[CONSIGNA DEL EJERCICIO] Rebautiza "tiranosaurio" como "velociraptor" y copia el fragmento del texto sobre el cerebro triuno que comienza con "Koestler pensaba que" y continúa hasta "sonaba políticamente siniestro.".

[TEXTO DEL DOCUMENTO]
************

Había hecho suyo el modelo de Papez y MacLean, que es conocido como “cerebro triuno”, y fue su más decidido divulgador. Según MacLean, nuestro cerebro era algo así como un motor de Fórmula 1 montado sobre un chasis de Ford T, con la carrocería de un Citroën 2CV. El área más primitiva es el cerebro reptílico, el mismo que tenían los grandes saurios; sobre él está el cerebro límbico, que es propio de los mamíferos, y encima de todo el neocórtex, específicamente humano.
Koestler pensaba que estos tres subsistemas no estaban integrados, y por momentos los niveles inferiores llegaban a imponerse sobre los superiores. El hombre que es víctima de un asalto violento y sale con un arma a hacer “justicia” por mano propia está pensando como un tiranosaurio. El que queda traumatizado por la experiencia tiene los sentimientos de un mamífero, pero si llega a analizar los porqué de la criminalidad está usando la corteza. Lamentablemente, es lo último que se suele usar.
La propuesta era drástica: si el cerebro no tenía cura, había que apelar a las neurociencias para controlar la conducta de la gente, administrándoles compulsivamente drogas. Lo cual, más allá de las buenas intenciones del escritor, sonaba políticamente siniestro.
La espectacular presentación de Ida me recordó a un lemúrido imaginario que duerme en las páginas de Olaf Stapledon (1886-1950), y me llevaron a asociarlo con las reflexiones de Freud y Koestler. Stapledon fue un filósofo inglés, autor de atípicas novelas que aquí sólo leían Borges y Bioy Casares. Sus libros Hacedor de estrellas y Ultimos y primeros hombres eran verdaderas epopeyas cósmicas.
Pacifista militante, Stapledon había estado en las trincheras de la Primera Guerra Mundial manejando una ambulancia. En la misma época que Freud desesperaba de la condición humana, escribió un texto bastante autobiográfico, Los últimos hombres en Londres (1932).
En la novela, nuestros remotos descendientes se preguntaban por la causa de las guerras, y puestos a buscar en qué momento habíamos fracasado, se remontaban al pasado pre-humano. Con esa excusa, Stapledon trazaba una suerte de mito darwiniano: la historia del “lemúrido filósofo”.
Allá por el Eoceno, afortunadas mutaciones y un oportuno aislamiento geográfico habían hecho nacer una especie de lémures de creciente desarrollo cortical. En su momento llegaban a superar a los simios y alcanzaban al nivel de los homínidos. Pero estos lemúridos, junto a la inteligencia práctica, habían desarrollado una gran capacidad de introspección, algo que era irrelevante para la lucha vital pero fundamental para el desarrollo ético.

************

[LÍNEAS PROPORCIONADAS]
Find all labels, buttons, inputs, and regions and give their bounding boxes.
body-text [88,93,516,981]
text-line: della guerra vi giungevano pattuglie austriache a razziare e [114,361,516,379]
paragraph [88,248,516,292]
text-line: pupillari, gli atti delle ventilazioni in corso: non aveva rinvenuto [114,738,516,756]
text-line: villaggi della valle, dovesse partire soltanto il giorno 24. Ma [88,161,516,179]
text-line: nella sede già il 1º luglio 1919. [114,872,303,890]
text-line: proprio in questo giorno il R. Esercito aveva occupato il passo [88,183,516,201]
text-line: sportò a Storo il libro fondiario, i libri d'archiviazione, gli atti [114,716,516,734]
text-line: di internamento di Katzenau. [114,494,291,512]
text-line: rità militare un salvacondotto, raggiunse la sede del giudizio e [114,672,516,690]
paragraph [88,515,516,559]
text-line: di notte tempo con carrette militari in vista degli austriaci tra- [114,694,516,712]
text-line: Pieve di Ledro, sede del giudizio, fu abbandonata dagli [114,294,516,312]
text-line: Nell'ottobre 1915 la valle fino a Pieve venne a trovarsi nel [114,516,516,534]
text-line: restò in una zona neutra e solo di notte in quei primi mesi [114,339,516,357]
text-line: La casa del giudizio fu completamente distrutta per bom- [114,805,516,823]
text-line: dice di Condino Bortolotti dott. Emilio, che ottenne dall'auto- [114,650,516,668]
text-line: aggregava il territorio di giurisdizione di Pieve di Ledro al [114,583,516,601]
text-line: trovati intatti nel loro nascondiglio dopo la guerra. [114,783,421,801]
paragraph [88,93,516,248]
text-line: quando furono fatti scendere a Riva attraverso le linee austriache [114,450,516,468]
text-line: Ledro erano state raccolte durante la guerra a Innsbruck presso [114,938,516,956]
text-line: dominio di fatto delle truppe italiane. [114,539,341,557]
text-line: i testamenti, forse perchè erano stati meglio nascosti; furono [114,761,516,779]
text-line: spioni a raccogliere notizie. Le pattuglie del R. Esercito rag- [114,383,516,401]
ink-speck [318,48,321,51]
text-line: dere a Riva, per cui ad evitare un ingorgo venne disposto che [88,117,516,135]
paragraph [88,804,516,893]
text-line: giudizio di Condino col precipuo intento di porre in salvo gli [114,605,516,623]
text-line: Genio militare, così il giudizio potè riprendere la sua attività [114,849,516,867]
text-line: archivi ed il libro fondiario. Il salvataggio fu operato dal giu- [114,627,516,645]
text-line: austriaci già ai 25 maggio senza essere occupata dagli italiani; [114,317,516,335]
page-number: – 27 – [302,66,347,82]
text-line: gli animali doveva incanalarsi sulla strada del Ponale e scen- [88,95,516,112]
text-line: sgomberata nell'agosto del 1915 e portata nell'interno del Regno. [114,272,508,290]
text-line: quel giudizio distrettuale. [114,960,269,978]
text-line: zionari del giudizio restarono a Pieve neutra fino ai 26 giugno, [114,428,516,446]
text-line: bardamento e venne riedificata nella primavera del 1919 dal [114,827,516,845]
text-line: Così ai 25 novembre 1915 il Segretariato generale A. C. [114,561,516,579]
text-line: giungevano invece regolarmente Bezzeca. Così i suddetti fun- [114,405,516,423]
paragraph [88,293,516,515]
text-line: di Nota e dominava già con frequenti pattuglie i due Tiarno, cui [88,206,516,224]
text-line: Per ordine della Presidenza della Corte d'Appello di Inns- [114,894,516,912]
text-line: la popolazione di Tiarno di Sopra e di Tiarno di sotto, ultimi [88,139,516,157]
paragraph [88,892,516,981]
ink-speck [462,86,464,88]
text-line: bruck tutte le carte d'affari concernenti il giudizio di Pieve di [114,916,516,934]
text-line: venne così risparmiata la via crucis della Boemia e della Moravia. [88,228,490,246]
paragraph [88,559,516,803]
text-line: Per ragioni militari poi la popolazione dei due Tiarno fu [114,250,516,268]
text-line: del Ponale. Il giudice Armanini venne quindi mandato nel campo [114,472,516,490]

************

[ESPACIO DE RESPUESTA]
Koestler pensaba que estos tres subsistemas no estaban integrados, y por momentos los niveles inferiores llegaban a imponerse sobre los superiores. El hombre que es víctima de un asalto violento y sale con un arma a hacer “justicia” por mano propia está pensando como un velociraptor. El que queda traumatizado por la experiencia tiene los sentimientos de un mamífero, pero si llega a analizar los porqué de la criminalidad está usando la corteza. Lamentablemente, es lo último que se suele usar.
La propuesta era drástica: si el cerebro no tenía cura, había que apelar a las neurociencias para controlar la conducta de la gente, administrándoles compulsivamente drogas. Lo cual, más allá de las buenas intenciones del escritor, sonaba políticamente siniestro.